Citez mot pour mot le passage du texte sur le coup d'État d'Alger qui va de « mais où donc » à « était donc occupé... », ces deux bornes comprises.

Texte:
•••
Enfin, Murphy réussit à reprendre la parole et reçoit l'appui de Fenard et de Juin. A Darlan - qui l'interrompt en répétant comme un leitmotiv qu'il a reçu l'ordre du Maréchal de défendre l'Afrique du Nord contre quiconque l'attaquerait - le diplomate américain rétorque qu'il changerait d'opinion s'il se doutait un instant de l'ampleur de l'opération en cours ; et il exhorte l'amiral à ne pas commettre l'irréparable. Le temps passe... Finalement, s'enfermant avec Battet dans un bureau, Darlan rédige un mystérieux télégramme. A ce moment fait irruption le général Sevez, chef d'état-major de Juin, qui, sous le coup d'une vive émotion, annonce que le téléphone est coupé et que des hommes armés l'ont empêché de sortir des " Oliviers ". À cette nouvelle, Juin, à moitié en colère, réplique
---------- Si nous sommes cernés, nous garderons M. Murphy comme otage !

mais où donc est le général Mast?

---------À la suite de la discussion qui avait eu lieu au P.C. de l'insurrection au sujet de la proposition de Chrétien, Rigault avait demandé à d'Astier de décaler le déclenchement de l'opération d'une demi-heure. Juste avant le départ de Lemaigre-Dubreuil, Rigault avait décroché le téléphone, avait écouté, et, avec un sourire avait passé l'appareil à l'industriel : " Il n'y a pas de tonalité. " Le central était donc occupé...
---------Quand toutes les mesures prévues par les conjurés paraissent exécutées, d'Astier et Rigault descendent en ville pour une tournée d'inspection. Première étape : la division d'Alger, pour dire à Mast : les civils ont fait leur travail, c'est maintenant aux militaires de jouer. Dans la rue, c'est le grand calme. Cela produit un effet étrange aux conspirateurs de circuler dans Alger qui ne se doute de rien et qui, cependant, est en train de changer de camp.
---------Par ailleurs, le plan s'est exécuté dans les meilleures contions. Le commissariat central est aux mains des putschistes ; des policiers favorables à la conjuration y prennent la place des titulaires. Le préfet Temple est sous bonne garde. En l'absence du, gouverneur général en mission à Vichy, sa femme, Mme Châtel, est arrêtée. Les centraux téléphoniques, y compris celui de l'armée, sont aux mains de l'insurrection. En dépit de ses violentes protestations, le général Koeltz, commandant les troupes d'Algérie, ne peut plus donner aucun ordre il en est de même pour le général Mendigal, commandant l'aviation. Quant à la résidence de Juin, elle aussi, nous le savons, est encerclée. Sur le plan de la technique pure le coup d'Etat a parfaitement réussi, avec cinq minutes d'avance sur les prévisions. Conjurés et loyalistes se sont parfois affrontés avec véhémence ; mais il n'y a ni blessé, ni tué. On n'attend plus que l'arrivée de Giraud et celle des Américains.
•••
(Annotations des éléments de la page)
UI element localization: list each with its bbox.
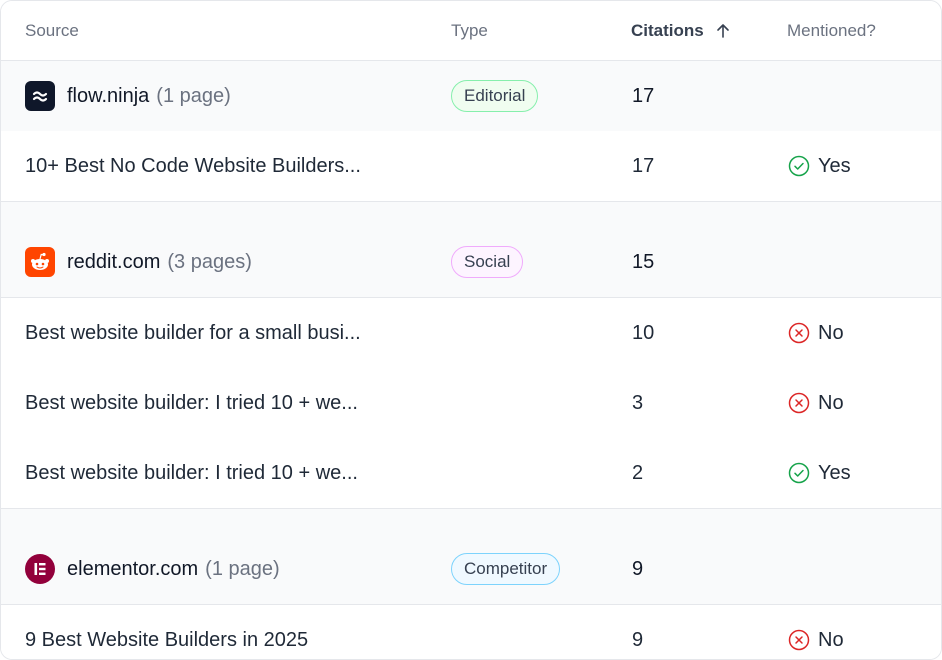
- x-circle-icon: [788, 629, 810, 651]
- column-header-source[interactable]: Source: [25, 1, 79, 61]
- citation-count: 3: [632, 391, 644, 414]
- check-circle-icon: [788, 462, 810, 484]
- citation-count: 15: [632, 250, 655, 273]
- citation-count: 2: [632, 461, 644, 484]
- page-row[interactable]: Best website builder: I tried 10 + we...…: [1, 368, 941, 439]
- flow-ninja-logo-icon: [25, 81, 55, 111]
- column-header-citations[interactable]: Citations: [631, 1, 732, 61]
- citation-count: 10: [632, 321, 655, 344]
- domain-name: flow.ninja: [67, 84, 150, 107]
- page-title[interactable]: 10+ Best No Code Website Builders...: [25, 155, 361, 178]
- page-row[interactable]: Best website builder for a small busi...…: [1, 298, 941, 369]
- page-title[interactable]: Best website builder: I tried 10 + we...: [25, 462, 358, 485]
- x-circle-icon: [788, 392, 810, 414]
- type-badge: Competitor: [451, 553, 561, 585]
- group-row-elementor[interactable]: elementor.com (1 page) Competitor 9: [1, 534, 941, 605]
- column-header-mentioned[interactable]: Mentioned?: [787, 1, 876, 61]
- mentioned-status: Yes: [818, 461, 851, 484]
- domain-name: reddit.com: [67, 250, 161, 273]
- page-count: (1 page): [205, 557, 280, 580]
- column-header-type[interactable]: Type: [451, 1, 488, 61]
- mentioned-status: No: [818, 628, 844, 651]
- page-row[interactable]: 10+ Best No Code Website Builders... 17 …: [1, 131, 941, 202]
- check-circle-icon: [788, 155, 810, 177]
- x-circle-icon: [788, 322, 810, 344]
- page-title[interactable]: Best website builder for a small busi...: [25, 322, 361, 345]
- column-header-citations-label: Citations: [631, 21, 704, 40]
- sources-table: Source Type Citations Mentioned? flow.ni…: [0, 0, 942, 660]
- page-count: (1 page): [156, 84, 231, 107]
- type-badge: Social: [451, 246, 524, 278]
- page-title[interactable]: 9 Best Website Builders in 2025: [25, 629, 308, 652]
- reddit-logo-icon: [25, 247, 55, 277]
- domain-name: elementor.com: [67, 557, 199, 580]
- type-badge: Editorial: [451, 80, 539, 112]
- mentioned-status: No: [818, 321, 844, 344]
- citation-count: 9: [632, 628, 644, 651]
- group-row-reddit[interactable]: reddit.com (3 pages) Social 15: [1, 227, 941, 298]
- elementor-logo-icon: [25, 554, 55, 584]
- sort-arrow-up-icon: [716, 24, 729, 38]
- group-divider: [1, 509, 941, 535]
- mentioned-status: Yes: [818, 154, 851, 177]
- page-count: (3 pages): [167, 250, 252, 273]
- citation-count: 17: [632, 84, 655, 107]
- page-row[interactable]: Best website builder: I tried 10 + we...…: [1, 438, 941, 509]
- mentioned-status: No: [818, 391, 844, 414]
- citation-count: 9: [632, 557, 644, 580]
- page-title[interactable]: Best website builder: I tried 10 + we...: [25, 392, 358, 415]
- citation-count: 17: [632, 154, 655, 177]
- group-divider: [1, 202, 941, 228]
- table-header: Source Type Citations Mentioned?: [1, 1, 941, 61]
- page-row[interactable]: 9 Best Website Builders in 2025 9 No: [1, 605, 941, 659]
- group-row-flow-ninja[interactable]: flow.ninja (1 page) Editorial 17: [1, 61, 941, 132]
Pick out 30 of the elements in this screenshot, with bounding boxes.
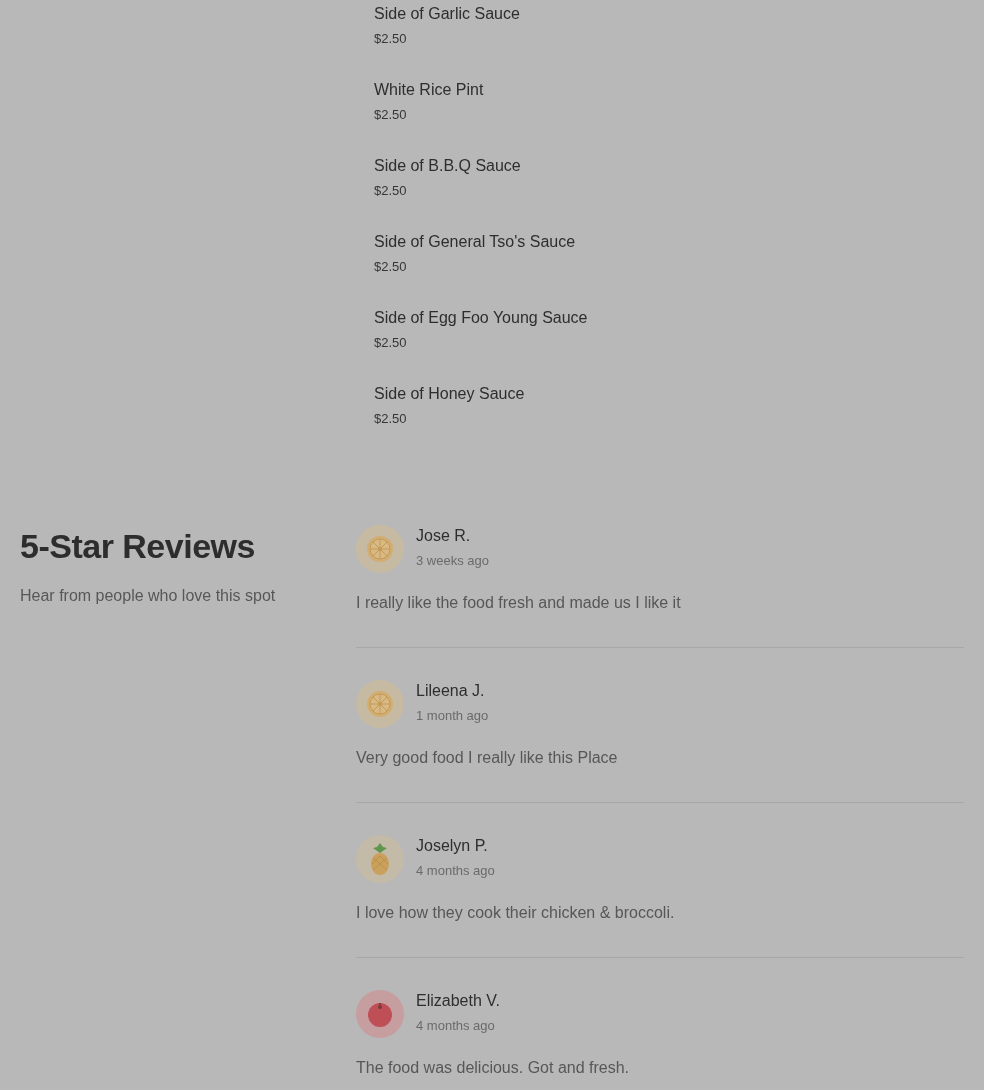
- menu-item-name: White Rice Pint: [374, 80, 484, 100]
- menu-item-name: Side of B.B.Q Sauce: [374, 156, 521, 176]
- menu-item-price: $2.50: [374, 334, 407, 352]
- menu-item-price: $2.50: [374, 410, 407, 428]
- menu-item-price: $2.50: [374, 30, 407, 48]
- menu-item-name: Side of Honey Sauce: [374, 384, 525, 404]
- review-time: 1 month ago: [416, 707, 489, 725]
- menu-item-price: $2.50: [374, 106, 407, 124]
- pineapple-icon: [356, 835, 404, 883]
- menu-item-name: Side of Egg Foo Young Sauce: [374, 308, 588, 328]
- review-time: 4 months ago: [416, 1017, 495, 1035]
- review-time: 3 weeks ago: [416, 552, 489, 570]
- reviewer-name: Lileena J.: [416, 681, 485, 701]
- reviewer-name: Elizabeth V.: [416, 991, 500, 1011]
- review-text: I love how they cook their chicken & broccoli.: [356, 903, 675, 923]
- review-text: Very good food I really like this Place: [356, 748, 618, 768]
- citrus-slice-icon: [356, 680, 404, 728]
- section-subtitle: Hear from people who love this spot: [20, 586, 276, 606]
- tomato-icon: [356, 990, 404, 1038]
- menu-item-price: $2.50: [374, 182, 407, 200]
- reviewer-name: Joselyn P.: [416, 836, 488, 856]
- menu-item-name: Side of Garlic Sauce: [374, 4, 520, 24]
- review-time: 4 months ago: [416, 862, 495, 880]
- review-text: The food was delicious. Got and fresh.: [356, 1058, 630, 1078]
- menu-item-name: Side of General Tso's Sauce: [374, 232, 576, 252]
- citrus-slice-icon: [356, 525, 404, 573]
- menu-item-price: $2.50: [374, 258, 407, 276]
- review-text: I really like the food fresh and made us I like it: [356, 593, 681, 613]
- section-title: 5-Star Reviews: [20, 526, 255, 566]
- reviewer-name: Jose R.: [416, 526, 471, 546]
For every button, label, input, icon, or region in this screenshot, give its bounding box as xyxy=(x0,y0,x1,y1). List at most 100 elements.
•••
Réponse finale:
mais où donc est le général Mast?

---------À la suite de la discussion qui avait eu lieu au P.C. de l'insurrection au sujet de la proposition de Chrétien, Rigault avait demandé à d'Astier de décaler le déclenchement de l'opération d'une demi-heure. Juste avant le départ de Lemaigre-Dubreuil, Rigault avait décroché le téléphone, avait écouté, et, avec un sourire avait passé l'appareil à l'industriel : " Il n'y a pas de tonalité. " Le central était donc occupé...